SET TASK. Look for "desc" in each line of the entries, and return the matching lines.
* START MATERIAL FOR THIS EXERCISE *
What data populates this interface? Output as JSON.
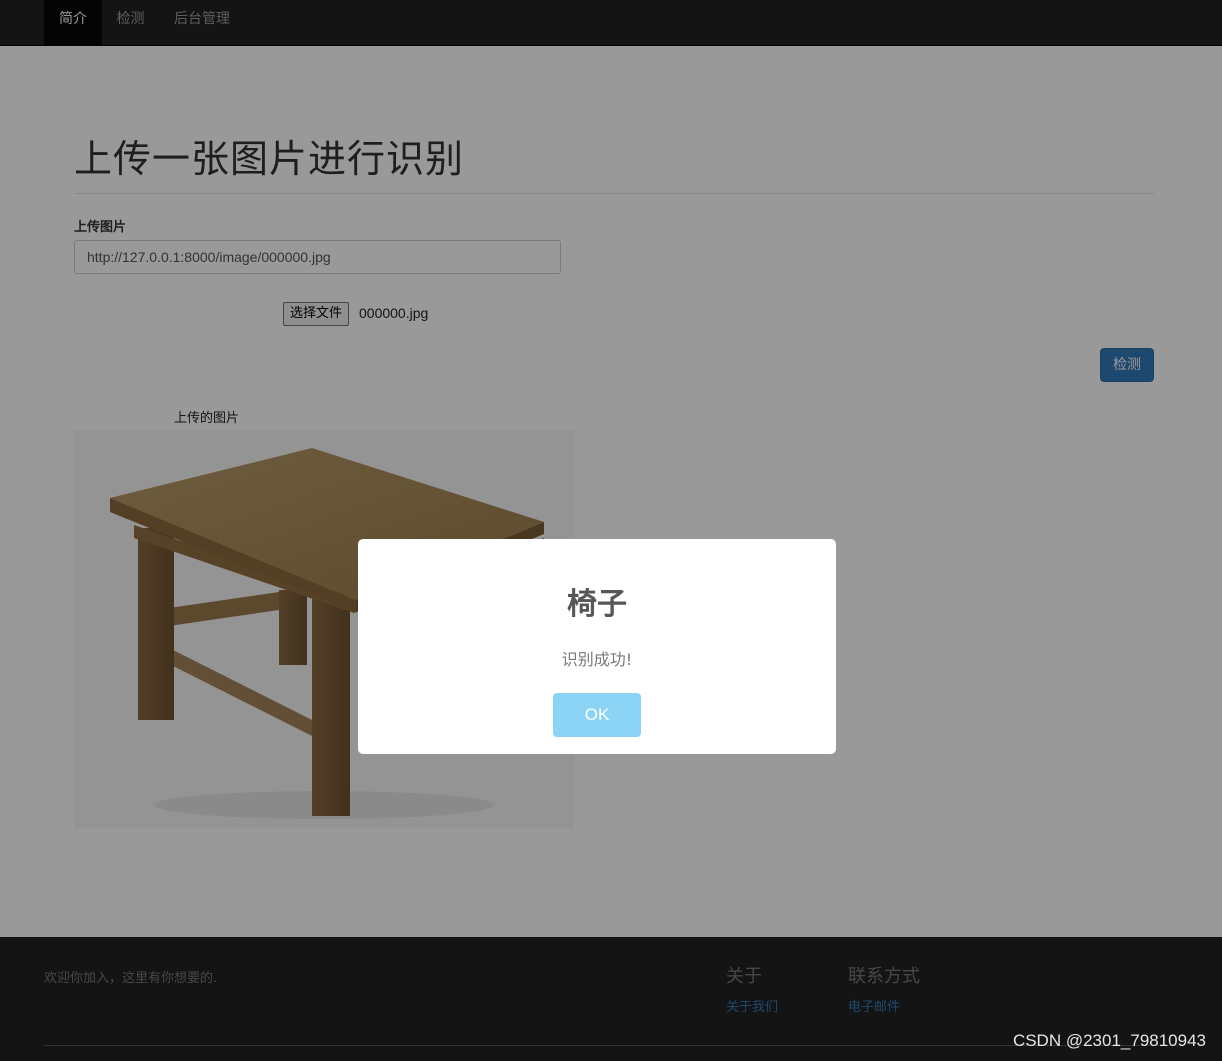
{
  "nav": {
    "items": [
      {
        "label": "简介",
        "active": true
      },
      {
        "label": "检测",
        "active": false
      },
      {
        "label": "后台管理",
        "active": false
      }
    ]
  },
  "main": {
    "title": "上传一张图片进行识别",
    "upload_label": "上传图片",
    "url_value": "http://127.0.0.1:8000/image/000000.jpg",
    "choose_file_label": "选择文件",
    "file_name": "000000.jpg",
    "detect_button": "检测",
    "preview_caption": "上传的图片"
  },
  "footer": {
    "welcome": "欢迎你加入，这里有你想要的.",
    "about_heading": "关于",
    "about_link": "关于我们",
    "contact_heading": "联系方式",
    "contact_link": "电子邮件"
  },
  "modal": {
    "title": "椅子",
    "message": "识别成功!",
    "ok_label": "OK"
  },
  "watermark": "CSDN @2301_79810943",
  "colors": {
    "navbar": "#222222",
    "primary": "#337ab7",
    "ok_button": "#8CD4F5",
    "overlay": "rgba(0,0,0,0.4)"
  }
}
* END MATERIAL FOR THIS EXERCISE *
* START MATERIAL FOR THIS EXERCISE *
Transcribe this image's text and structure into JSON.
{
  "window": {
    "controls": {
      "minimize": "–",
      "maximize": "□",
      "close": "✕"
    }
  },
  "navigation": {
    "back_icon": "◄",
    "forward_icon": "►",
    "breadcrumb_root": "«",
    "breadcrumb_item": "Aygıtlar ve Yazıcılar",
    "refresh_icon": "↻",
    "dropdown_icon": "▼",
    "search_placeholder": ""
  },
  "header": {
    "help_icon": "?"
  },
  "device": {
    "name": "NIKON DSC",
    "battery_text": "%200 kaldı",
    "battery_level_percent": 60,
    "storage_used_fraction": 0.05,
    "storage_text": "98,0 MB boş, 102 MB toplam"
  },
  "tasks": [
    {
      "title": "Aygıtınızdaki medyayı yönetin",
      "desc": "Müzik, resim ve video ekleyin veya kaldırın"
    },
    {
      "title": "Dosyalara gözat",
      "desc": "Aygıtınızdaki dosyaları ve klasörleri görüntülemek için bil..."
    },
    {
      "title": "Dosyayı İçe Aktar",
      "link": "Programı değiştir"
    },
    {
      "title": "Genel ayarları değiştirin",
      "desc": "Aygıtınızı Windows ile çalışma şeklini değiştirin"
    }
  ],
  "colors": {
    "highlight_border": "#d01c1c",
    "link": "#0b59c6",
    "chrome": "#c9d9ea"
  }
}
* END MATERIAL FOR THIS EXERCISE *
OUTPUT OF THE TASK.
      "desc": "Müzik, resim ve video ekleyin veya kaldırın"
      "desc": "Aygıtınızdaki dosyaları ve klasörleri görüntülemek için bil..."
      "desc": "Aygıtınızı Windows ile çalışma şeklini değiştirin"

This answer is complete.